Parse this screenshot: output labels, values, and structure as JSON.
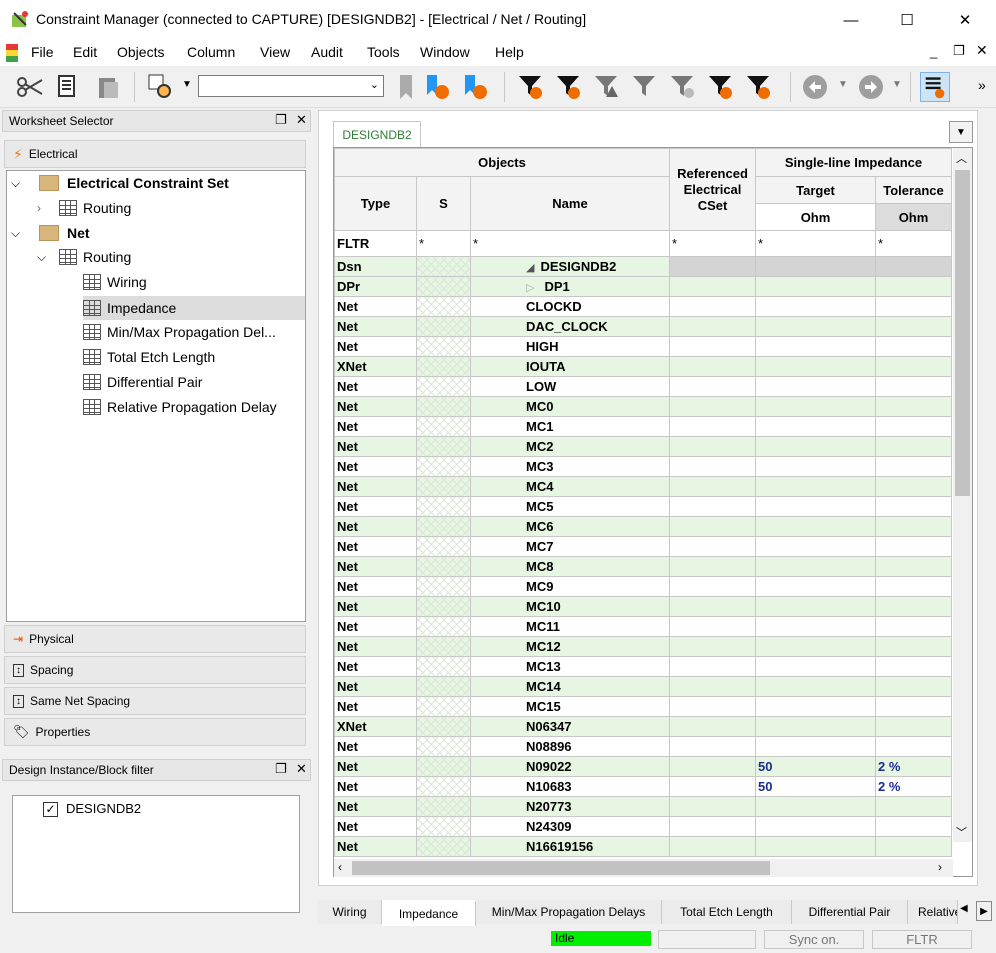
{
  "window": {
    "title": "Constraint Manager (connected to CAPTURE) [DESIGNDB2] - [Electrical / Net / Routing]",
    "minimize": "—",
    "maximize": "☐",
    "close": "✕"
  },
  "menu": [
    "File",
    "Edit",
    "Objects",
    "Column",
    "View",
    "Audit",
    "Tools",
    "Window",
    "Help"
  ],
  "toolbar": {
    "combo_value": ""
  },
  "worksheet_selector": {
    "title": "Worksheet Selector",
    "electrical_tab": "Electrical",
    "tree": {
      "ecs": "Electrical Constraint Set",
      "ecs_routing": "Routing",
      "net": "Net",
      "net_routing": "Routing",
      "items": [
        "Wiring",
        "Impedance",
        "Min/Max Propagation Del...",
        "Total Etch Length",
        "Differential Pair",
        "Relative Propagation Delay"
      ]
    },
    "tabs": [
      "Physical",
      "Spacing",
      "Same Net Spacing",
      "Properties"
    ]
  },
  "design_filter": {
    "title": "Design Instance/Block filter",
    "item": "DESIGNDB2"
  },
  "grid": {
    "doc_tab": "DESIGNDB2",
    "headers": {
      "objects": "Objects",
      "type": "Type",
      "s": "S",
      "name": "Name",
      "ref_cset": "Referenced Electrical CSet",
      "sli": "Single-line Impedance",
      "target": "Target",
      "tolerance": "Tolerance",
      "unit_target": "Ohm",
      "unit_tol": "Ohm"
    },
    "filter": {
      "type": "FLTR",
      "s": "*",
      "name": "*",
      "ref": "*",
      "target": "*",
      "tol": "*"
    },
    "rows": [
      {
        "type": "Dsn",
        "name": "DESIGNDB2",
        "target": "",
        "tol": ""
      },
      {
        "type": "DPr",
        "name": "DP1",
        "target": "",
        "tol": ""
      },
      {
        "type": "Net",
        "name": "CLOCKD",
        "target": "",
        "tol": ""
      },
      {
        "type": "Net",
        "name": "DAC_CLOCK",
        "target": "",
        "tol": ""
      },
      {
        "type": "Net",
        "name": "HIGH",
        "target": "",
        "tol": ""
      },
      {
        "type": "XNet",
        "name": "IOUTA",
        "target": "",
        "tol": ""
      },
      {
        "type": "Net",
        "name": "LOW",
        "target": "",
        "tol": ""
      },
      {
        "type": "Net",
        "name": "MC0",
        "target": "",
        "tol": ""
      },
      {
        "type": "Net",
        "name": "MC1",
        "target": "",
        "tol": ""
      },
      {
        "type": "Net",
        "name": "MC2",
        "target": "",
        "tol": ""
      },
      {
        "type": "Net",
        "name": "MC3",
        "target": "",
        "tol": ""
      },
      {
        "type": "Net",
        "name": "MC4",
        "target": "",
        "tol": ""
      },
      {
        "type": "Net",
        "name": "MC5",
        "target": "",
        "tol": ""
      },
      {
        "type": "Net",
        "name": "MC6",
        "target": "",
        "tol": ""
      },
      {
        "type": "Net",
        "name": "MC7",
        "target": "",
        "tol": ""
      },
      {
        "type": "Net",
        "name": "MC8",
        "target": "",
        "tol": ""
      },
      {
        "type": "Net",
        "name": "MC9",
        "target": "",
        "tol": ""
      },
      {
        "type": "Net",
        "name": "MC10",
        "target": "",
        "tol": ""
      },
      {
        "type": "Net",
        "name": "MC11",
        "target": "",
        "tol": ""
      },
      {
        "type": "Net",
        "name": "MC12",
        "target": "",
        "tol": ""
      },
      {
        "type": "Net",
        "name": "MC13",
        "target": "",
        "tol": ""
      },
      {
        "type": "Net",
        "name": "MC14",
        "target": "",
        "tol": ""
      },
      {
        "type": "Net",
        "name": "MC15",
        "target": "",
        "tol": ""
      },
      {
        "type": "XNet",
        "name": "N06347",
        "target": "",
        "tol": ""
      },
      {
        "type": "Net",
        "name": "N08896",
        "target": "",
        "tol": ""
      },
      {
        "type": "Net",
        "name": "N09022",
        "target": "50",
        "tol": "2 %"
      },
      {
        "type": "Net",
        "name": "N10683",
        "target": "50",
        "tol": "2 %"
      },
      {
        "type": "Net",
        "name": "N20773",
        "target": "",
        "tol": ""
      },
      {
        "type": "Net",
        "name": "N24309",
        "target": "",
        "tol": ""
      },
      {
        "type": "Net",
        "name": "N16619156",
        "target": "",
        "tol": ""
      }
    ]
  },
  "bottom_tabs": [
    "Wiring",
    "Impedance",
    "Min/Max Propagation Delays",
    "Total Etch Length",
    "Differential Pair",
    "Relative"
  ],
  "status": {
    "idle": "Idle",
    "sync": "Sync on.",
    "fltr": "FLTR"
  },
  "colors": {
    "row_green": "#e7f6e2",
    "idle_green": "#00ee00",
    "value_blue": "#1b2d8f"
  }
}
============================================================
In the records above, find the lines containing "Relative" and copy them.

The answer =
        "Relative Propagation Delay"
    "Relative"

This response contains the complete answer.